◆ **PROVIDED DATA**
↓

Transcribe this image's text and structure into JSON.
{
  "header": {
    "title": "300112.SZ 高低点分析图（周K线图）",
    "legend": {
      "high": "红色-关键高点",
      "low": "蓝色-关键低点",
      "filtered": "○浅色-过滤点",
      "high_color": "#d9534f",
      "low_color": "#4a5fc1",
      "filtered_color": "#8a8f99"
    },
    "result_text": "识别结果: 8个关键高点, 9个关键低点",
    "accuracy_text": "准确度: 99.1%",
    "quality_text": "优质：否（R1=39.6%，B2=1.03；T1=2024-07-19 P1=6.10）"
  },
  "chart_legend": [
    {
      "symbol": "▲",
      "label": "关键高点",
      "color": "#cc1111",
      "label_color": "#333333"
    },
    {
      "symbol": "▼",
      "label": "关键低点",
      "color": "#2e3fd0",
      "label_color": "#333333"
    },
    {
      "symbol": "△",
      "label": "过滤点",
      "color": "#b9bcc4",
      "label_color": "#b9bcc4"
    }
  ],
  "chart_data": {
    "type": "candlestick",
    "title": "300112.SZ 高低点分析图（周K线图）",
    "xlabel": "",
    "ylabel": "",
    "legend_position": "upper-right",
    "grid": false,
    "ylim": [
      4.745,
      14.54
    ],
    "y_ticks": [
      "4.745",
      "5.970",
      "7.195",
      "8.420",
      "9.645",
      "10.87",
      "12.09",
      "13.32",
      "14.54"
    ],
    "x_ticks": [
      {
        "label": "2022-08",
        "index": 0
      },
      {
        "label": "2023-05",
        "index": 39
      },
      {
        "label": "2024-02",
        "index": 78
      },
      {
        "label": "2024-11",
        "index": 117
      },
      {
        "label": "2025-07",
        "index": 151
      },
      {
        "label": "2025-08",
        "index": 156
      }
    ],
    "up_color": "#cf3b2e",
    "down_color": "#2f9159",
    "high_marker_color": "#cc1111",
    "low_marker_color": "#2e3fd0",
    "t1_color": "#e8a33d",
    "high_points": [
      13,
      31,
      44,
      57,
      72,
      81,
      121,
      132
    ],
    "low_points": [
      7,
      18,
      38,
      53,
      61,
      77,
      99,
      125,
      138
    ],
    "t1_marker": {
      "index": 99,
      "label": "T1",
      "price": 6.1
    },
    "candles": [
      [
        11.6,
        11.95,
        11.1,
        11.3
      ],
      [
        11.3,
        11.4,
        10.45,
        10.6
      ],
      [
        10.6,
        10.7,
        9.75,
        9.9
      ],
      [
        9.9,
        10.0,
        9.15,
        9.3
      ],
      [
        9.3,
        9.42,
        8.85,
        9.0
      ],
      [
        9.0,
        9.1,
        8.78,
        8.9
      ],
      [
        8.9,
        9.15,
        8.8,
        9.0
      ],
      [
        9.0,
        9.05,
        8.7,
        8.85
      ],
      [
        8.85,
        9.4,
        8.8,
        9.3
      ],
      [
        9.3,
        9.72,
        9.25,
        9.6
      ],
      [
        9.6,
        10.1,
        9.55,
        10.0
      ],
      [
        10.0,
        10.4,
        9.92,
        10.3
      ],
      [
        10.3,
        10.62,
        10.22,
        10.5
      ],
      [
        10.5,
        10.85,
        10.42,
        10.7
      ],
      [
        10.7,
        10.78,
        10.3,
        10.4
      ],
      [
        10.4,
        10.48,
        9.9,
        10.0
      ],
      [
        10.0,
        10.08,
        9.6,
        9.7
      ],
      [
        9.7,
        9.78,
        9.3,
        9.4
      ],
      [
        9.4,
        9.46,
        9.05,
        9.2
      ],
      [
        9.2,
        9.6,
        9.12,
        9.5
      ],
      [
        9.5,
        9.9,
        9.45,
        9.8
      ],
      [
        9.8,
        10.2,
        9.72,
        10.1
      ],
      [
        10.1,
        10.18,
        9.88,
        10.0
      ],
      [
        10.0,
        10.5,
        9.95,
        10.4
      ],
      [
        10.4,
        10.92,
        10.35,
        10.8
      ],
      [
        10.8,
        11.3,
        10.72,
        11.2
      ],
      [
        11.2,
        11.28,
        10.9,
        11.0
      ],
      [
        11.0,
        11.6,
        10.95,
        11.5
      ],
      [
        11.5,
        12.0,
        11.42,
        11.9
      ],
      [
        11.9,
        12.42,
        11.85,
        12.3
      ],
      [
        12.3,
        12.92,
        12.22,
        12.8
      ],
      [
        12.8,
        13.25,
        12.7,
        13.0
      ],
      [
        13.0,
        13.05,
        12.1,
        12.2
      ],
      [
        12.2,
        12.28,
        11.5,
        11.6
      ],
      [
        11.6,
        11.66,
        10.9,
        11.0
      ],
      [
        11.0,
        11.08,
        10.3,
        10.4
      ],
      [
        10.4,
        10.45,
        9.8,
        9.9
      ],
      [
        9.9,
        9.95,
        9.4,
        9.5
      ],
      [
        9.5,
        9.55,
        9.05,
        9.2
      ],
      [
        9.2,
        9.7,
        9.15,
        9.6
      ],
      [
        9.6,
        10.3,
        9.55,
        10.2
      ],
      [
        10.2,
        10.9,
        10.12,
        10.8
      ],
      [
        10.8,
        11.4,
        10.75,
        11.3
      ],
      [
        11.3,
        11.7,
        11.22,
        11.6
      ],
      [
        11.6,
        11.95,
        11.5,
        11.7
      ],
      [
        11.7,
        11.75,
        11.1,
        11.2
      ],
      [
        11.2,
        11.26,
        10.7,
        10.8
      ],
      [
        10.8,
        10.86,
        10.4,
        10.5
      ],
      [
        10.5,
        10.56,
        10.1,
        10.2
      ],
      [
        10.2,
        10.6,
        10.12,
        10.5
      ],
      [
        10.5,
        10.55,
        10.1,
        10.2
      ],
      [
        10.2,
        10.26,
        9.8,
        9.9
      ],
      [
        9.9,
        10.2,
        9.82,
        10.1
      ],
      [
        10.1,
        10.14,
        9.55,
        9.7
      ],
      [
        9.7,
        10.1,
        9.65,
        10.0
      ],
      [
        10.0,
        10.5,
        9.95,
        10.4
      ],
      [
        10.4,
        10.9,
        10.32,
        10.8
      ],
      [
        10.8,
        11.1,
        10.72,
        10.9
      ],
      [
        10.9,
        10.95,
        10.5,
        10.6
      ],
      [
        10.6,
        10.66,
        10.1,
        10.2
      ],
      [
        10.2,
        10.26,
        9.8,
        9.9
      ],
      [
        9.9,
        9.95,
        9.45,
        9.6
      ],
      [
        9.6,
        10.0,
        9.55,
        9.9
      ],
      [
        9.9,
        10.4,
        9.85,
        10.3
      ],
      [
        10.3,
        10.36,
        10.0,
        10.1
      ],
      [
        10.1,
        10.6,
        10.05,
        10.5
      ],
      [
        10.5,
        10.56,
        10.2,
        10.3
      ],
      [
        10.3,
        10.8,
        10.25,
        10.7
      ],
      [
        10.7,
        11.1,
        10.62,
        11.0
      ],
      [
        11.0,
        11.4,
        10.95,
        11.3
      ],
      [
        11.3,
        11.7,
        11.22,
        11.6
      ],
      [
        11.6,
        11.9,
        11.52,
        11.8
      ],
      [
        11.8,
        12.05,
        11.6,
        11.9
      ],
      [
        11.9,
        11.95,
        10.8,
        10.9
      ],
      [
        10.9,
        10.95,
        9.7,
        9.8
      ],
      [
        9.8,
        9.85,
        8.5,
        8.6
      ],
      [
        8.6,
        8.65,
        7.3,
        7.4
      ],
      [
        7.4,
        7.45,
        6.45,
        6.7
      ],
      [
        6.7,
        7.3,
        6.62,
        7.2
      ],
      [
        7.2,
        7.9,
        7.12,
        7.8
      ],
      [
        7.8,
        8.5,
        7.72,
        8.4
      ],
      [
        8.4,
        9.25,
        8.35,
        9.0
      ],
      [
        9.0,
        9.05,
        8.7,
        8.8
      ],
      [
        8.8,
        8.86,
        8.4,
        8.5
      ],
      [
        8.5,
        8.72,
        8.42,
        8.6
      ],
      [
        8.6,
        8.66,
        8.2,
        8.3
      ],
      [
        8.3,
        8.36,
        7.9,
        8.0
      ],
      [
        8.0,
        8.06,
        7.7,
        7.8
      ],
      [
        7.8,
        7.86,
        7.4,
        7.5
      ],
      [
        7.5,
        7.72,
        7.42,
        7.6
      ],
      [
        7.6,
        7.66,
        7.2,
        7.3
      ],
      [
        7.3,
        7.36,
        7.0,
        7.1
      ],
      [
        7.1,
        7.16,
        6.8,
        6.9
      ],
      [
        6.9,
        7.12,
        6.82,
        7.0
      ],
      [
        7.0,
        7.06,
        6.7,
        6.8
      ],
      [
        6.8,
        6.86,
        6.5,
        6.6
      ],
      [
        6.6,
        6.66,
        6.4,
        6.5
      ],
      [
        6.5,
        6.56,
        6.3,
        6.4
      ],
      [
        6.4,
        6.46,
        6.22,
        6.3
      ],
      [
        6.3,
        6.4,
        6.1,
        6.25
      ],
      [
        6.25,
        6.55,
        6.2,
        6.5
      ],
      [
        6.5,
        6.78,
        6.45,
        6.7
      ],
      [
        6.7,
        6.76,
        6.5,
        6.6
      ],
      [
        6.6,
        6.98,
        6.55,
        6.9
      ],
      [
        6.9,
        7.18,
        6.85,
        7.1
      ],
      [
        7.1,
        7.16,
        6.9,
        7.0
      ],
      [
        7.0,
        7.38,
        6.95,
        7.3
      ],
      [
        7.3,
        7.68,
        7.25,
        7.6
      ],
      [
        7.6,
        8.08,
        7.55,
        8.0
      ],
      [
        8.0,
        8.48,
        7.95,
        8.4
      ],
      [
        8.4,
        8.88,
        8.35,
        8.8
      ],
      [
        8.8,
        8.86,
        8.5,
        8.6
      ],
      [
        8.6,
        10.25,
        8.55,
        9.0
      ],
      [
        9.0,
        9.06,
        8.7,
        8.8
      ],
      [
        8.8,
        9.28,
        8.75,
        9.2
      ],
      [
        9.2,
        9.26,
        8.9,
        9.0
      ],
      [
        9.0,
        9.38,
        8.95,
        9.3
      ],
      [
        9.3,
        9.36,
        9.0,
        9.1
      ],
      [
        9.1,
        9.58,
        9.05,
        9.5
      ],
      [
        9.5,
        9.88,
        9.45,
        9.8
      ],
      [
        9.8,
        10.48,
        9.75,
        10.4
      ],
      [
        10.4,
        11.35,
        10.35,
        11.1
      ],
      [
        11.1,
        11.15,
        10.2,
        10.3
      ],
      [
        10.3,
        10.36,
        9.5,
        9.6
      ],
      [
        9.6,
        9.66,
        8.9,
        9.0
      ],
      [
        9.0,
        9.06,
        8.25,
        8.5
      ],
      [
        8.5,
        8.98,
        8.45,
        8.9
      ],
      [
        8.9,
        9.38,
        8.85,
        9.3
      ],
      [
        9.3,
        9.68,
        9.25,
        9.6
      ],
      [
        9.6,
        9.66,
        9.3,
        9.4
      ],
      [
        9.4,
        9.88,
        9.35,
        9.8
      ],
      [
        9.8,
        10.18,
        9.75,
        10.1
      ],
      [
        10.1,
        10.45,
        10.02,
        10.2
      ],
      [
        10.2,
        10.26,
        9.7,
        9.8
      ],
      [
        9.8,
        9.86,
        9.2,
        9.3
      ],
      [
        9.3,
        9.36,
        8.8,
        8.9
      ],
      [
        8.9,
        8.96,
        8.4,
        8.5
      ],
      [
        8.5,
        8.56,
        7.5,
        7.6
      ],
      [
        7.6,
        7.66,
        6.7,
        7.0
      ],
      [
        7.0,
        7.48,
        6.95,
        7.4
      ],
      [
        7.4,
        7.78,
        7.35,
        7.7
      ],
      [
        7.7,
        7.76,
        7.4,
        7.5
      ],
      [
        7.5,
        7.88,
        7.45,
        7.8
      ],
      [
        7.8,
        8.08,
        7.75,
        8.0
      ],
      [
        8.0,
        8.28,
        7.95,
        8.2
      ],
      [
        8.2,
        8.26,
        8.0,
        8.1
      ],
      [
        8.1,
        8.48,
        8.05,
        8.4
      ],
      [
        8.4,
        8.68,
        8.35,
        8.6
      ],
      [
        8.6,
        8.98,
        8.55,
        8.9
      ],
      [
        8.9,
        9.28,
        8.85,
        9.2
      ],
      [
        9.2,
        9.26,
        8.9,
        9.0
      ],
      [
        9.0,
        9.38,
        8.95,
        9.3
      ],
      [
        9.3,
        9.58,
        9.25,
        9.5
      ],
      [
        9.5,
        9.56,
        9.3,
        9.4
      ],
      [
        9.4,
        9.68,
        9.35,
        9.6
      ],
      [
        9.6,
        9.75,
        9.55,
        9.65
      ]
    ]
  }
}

↑

◆ **TASK GOAL**
List all lines in the material containing the string "index".

◆ **ANSWER IN FULL**
        "index": 0
        "index": 39
        "index": 78
        "index": 117
        "index": 151
        "index": 156
      "index": 99,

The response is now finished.